> EXERCISE PROMPT
Look through the data below. Show each line where the string "Pisahkan" occurs.

Data entries:
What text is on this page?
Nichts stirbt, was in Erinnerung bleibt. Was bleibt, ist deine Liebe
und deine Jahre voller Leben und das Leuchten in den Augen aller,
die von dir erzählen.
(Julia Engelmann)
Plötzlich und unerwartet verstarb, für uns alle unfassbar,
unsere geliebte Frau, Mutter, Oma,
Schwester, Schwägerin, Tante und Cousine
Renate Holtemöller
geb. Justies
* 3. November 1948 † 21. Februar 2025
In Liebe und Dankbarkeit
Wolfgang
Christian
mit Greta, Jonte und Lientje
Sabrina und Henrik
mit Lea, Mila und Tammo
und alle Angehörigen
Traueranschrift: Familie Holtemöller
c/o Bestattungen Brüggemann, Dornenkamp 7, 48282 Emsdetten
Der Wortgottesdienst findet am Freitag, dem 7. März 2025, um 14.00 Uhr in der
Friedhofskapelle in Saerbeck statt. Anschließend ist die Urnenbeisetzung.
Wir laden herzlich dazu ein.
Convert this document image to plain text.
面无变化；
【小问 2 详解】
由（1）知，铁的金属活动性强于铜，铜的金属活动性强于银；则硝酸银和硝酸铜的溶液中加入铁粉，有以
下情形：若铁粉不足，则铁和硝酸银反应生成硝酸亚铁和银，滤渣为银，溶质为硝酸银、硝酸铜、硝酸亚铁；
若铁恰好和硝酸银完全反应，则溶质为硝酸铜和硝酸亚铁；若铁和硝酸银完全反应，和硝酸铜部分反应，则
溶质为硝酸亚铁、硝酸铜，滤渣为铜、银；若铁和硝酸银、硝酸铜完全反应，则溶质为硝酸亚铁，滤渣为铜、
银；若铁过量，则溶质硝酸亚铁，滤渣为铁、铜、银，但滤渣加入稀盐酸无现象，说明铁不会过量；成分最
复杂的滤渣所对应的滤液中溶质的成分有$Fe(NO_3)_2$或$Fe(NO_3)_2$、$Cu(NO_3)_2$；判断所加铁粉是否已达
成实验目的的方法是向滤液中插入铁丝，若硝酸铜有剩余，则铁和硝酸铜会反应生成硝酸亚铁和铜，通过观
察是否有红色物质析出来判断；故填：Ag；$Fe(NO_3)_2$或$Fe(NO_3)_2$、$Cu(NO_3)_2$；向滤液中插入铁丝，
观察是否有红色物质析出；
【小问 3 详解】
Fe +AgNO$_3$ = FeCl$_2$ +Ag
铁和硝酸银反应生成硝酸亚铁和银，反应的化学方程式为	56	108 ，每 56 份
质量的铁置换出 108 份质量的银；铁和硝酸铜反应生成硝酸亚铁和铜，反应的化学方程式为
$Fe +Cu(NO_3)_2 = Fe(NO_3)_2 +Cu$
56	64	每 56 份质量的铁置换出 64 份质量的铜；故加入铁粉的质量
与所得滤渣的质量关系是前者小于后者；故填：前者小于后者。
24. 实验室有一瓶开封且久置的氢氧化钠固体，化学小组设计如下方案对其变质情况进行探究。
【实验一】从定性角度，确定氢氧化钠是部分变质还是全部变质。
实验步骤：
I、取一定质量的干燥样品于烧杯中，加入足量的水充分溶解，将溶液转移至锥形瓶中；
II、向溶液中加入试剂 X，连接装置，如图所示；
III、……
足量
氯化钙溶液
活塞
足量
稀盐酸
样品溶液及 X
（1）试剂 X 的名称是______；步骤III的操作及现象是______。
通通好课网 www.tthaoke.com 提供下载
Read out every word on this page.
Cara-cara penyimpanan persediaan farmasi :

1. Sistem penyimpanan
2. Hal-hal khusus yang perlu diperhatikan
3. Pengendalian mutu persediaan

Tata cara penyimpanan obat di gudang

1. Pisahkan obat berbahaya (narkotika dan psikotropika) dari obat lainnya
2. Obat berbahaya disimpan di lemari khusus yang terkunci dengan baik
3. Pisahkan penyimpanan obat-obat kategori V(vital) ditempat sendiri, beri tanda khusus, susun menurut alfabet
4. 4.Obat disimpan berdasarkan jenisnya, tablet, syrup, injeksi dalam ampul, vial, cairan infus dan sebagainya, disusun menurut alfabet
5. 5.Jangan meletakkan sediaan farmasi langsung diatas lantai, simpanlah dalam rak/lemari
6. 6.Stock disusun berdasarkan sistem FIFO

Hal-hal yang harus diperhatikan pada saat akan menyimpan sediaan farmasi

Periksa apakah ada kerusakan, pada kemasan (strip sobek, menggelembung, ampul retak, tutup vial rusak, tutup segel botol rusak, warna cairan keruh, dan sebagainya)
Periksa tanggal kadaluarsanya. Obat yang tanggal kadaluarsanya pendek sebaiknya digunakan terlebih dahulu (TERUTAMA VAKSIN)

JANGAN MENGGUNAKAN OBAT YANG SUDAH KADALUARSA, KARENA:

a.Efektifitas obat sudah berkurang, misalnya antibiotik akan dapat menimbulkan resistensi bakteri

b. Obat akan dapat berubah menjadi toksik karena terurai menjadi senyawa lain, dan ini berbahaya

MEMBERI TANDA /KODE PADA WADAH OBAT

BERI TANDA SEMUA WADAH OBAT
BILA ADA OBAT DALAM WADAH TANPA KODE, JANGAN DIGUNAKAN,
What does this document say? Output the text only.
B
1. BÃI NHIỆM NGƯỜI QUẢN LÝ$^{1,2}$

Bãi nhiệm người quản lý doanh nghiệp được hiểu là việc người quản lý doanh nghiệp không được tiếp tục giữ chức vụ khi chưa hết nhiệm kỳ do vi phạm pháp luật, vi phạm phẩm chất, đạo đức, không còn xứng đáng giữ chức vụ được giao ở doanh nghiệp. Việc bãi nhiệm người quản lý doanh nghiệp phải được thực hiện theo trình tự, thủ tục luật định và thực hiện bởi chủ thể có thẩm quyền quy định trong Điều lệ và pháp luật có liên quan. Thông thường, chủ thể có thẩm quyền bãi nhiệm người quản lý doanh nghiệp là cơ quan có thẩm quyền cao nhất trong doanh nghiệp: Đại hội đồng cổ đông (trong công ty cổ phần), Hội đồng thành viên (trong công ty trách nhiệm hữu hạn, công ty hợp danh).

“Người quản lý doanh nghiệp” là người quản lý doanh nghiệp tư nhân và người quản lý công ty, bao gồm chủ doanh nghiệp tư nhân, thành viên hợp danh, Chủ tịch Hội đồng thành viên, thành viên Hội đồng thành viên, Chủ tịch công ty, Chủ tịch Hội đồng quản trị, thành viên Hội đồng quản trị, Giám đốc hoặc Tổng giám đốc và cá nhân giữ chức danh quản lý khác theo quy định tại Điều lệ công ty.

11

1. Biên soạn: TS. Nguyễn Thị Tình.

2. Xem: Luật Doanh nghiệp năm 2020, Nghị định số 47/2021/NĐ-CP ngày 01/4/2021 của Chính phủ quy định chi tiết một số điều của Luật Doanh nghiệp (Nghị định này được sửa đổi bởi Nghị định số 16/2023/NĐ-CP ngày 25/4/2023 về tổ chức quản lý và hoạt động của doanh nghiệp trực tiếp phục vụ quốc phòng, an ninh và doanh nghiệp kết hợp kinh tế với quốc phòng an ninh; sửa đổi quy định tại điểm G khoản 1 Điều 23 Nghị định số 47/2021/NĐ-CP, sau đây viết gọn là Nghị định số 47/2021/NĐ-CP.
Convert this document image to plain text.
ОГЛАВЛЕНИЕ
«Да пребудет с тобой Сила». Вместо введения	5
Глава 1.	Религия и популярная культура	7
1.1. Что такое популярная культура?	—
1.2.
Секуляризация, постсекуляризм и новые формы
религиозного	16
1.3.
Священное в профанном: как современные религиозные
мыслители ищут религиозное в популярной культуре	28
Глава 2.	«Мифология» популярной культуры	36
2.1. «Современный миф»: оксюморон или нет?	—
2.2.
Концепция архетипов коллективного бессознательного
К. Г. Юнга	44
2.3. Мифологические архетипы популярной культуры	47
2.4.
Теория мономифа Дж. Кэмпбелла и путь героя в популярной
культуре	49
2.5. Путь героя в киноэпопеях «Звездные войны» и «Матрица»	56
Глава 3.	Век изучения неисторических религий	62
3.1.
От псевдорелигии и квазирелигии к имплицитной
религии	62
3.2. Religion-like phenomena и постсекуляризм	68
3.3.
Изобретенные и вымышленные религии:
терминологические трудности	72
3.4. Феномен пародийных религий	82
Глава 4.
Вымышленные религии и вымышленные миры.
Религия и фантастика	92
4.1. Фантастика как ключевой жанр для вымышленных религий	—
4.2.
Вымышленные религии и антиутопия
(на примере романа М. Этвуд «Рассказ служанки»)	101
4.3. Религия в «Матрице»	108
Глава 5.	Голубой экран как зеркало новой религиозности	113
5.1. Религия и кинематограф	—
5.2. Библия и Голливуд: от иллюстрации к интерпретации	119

> WRITTEN ANSWER
1. Pisahkan obat berbahaya (narkotika dan psikotropika) dari obat lainnya
3. Pisahkan penyimpanan obat-obat kategori V(vital) ditempat sendiri, beri tanda khusus, susun menurut alfabet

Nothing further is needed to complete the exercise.